━━━ Texte source

C’est cette même élimination du facteur psychologique que poursuivent le peintre, le musicien classique, bien qu’elle ne puisse être jamais définitivement réalisée parce qu’une danse, une sonate, un tableau sont toujours le produit d’un certain état psychologique qu’ils reflètent plus ou moins directement dans leur structure, leur développement, leur caractère général : la plante, de même, dépend des propriétés de l’humus dont elle se nourrit. Mais cette dépendance, pour la danse, peut être réduite indéfiniment sans jamais pourtant tomber à zéro.

━━━━━━
━━━ Données brutes

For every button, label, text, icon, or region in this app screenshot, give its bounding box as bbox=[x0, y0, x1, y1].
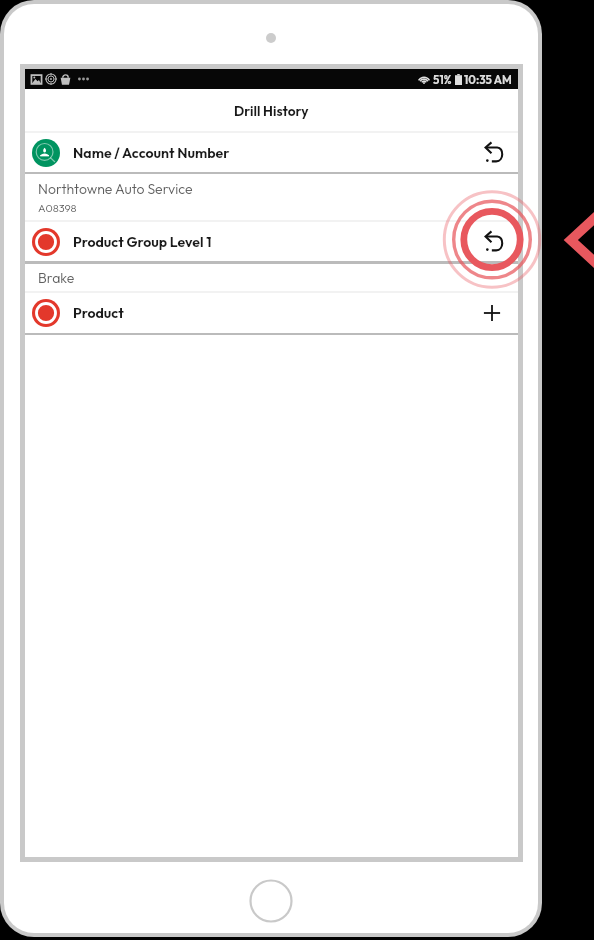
staticText: 51% bbox=[433, 72, 452, 86]
staticText: 10:35 AM bbox=[464, 72, 512, 86]
staticText: Drill History bbox=[234, 102, 309, 119]
staticText: Brake bbox=[38, 269, 75, 287]
button[interactable]: Brake bbox=[25, 264, 518, 291]
staticText: A08398 bbox=[38, 201, 77, 215]
button[interactable]: Name / Account Number bbox=[25, 133, 518, 172]
staticText: Product bbox=[73, 304, 124, 322]
staticText: Name / Account Number bbox=[73, 144, 230, 162]
staticText: Northtowne Auto Service bbox=[38, 180, 193, 198]
staticText: Product Group Level 1 bbox=[73, 233, 212, 251]
button[interactable]: Northtowne Auto Service bbox=[25, 174, 518, 220]
button[interactable]: Product Group Level 1 bbox=[25, 222, 518, 261]
button[interactable]: Undo bbox=[473, 135, 509, 171]
button[interactable]: Undo bbox=[473, 224, 509, 260]
button[interactable]: Add bbox=[473, 295, 509, 331]
button[interactable]: Product bbox=[25, 293, 518, 333]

━━━━━━

Consigne: Recopiez le texte source en entier, mot pour mot.

Exercice terminé:
C’est cette même élimination du facteur psychologique que poursuivent le peintre, le musicien classique, bien qu’elle ne puisse être jamais définitivement réalisée parce qu’une danse, une sonate, un tableau sont toujours le produit d’un certain état psychologique qu’ils reflètent plus ou moins directement dans leur structure, leur développement, leur caractère général : la plante, de même, dépend des propriétés de l’humus dont elle se nourrit. Mais cette dépendance, pour la danse, peut être réduite indéfiniment sans jamais pourtant tomber à zéro.